▶
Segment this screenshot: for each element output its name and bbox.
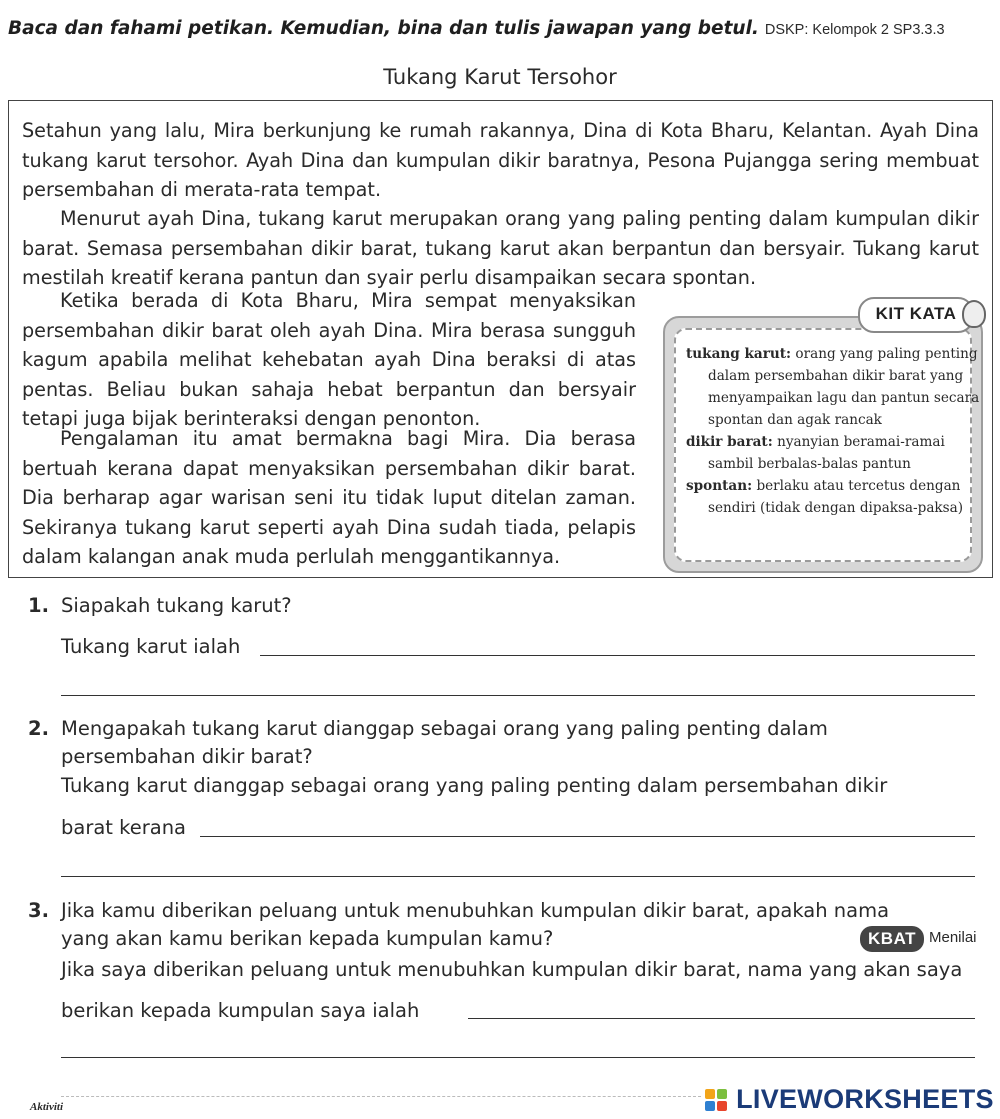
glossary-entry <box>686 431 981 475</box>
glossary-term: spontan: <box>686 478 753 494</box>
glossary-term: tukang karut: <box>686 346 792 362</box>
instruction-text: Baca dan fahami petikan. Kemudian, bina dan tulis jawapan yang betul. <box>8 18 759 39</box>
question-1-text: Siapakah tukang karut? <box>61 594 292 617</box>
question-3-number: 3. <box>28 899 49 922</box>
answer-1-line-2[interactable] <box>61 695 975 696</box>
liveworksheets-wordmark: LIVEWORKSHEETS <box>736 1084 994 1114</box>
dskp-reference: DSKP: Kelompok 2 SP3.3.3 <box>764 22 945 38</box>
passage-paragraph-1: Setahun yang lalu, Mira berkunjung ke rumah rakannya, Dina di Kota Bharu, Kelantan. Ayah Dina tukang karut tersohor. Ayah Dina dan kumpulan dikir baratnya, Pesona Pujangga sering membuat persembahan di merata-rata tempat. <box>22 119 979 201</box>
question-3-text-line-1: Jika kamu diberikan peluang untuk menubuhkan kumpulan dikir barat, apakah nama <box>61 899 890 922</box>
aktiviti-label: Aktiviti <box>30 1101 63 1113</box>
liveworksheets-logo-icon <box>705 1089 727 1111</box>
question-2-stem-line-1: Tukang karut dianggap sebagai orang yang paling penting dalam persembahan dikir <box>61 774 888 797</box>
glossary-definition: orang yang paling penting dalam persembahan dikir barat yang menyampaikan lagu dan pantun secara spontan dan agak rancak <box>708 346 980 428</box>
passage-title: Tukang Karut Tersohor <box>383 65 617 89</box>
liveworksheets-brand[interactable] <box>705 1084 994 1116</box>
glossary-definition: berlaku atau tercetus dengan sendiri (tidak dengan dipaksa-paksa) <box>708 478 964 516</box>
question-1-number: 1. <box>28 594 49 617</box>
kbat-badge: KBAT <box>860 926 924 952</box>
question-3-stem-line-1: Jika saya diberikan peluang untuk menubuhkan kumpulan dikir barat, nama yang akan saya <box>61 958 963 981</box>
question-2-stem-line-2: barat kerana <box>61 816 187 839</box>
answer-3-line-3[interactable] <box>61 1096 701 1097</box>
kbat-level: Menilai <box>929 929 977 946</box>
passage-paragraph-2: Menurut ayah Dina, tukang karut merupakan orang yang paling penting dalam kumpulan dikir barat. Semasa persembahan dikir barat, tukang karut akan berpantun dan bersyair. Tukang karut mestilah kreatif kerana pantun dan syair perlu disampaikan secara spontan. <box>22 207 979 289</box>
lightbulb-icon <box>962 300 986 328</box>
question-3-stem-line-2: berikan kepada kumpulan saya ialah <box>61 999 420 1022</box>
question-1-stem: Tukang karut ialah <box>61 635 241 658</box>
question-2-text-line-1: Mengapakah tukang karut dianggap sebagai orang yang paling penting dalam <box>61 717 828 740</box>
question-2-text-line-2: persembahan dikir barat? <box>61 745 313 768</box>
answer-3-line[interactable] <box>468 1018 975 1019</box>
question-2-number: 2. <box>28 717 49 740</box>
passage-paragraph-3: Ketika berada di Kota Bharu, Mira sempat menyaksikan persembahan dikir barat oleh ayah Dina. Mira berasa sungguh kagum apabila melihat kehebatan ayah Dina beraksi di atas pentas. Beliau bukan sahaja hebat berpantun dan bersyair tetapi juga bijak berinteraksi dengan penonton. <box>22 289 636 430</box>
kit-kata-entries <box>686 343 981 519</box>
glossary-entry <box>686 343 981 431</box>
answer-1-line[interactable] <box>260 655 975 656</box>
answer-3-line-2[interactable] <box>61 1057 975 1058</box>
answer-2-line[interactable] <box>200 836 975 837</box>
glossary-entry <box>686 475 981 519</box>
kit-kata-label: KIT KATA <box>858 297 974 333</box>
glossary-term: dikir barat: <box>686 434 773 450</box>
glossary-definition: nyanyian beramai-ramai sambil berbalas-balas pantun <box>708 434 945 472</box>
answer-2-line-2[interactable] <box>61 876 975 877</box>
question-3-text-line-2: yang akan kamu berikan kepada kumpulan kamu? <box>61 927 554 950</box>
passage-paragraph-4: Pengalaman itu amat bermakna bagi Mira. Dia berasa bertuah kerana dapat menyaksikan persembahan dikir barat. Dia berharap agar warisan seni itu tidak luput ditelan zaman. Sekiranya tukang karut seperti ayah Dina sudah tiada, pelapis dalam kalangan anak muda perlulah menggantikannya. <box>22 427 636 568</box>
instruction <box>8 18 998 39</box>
◀
#### AIM OF THE EXERCISE
Recast the records from the line with "glossary-entry <box>686 431 981 475</box>" through the line with "passage-title: Tukang Karut", both included, as a JSON list of strings with one string per line and no blank lines.

#### FINISHED TASK
[
  "glossary-entry <box>686 431 981 475</box>",
  "glossary-term: spontan: <box>686 478 753 494</box>",
  "glossary-term: tukang karut: <box>686 346 792 362</box>",
  "instruction-text: Baca dan fahami petikan. Kemudian, bina dan tulis jawapan yang betul. <box>8 18 759 39</box>",
  "question-1-text: Siapakah tukang karut? <box>61 594 292 617</box>",
  "question-3-number: 3. <box>28 899 49 922</box>",
  "answer-1-line-2[interactable] <box>61 695 975 696</box>",
  "liveworksheets-wordmark: LIVEWORKSHEETS <box>736 1084 994 1114</box>",
  "dskp-reference: DSKP: Kelompok 2 SP3.3.3 <box>764 22 945 38</box>",
  "passage-paragraph-1: Setahun yang lalu, Mira berkunjung ke rumah rakannya, Dina di Kota Bharu, Kelantan. Ayah Dina tukang karut tersohor. Ayah Dina dan kumpulan dikir baratnya, Pesona Pujangga sering membuat persembahan di merata-rata tempat. <box>22 119 979 201</box>",
  "question-3-text-line-1: Jika kamu diberikan peluang untuk menubuhkan kumpulan dikir barat, apakah nama <box>61 899 890 922</box>",
  "aktiviti-label: Aktiviti <box>30 1101 63 1113</box>",
  "liveworksheets-logo-icon <box>705 1089 727 1111</box>",
  "question-2-stem-line-1: Tukang karut dianggap sebagai orang yang paling penting dalam persembahan dikir <box>61 774 888 797</box>",
  "glossary-definition: orang yang paling penting dalam persembahan dikir barat yang menyampaikan lagu dan pantun secara spontan dan agak rancak <box>708 346 980 428</box>",
  "passage-title: Tukang Karut Tersohor <box>383 65 617 89</box>"
]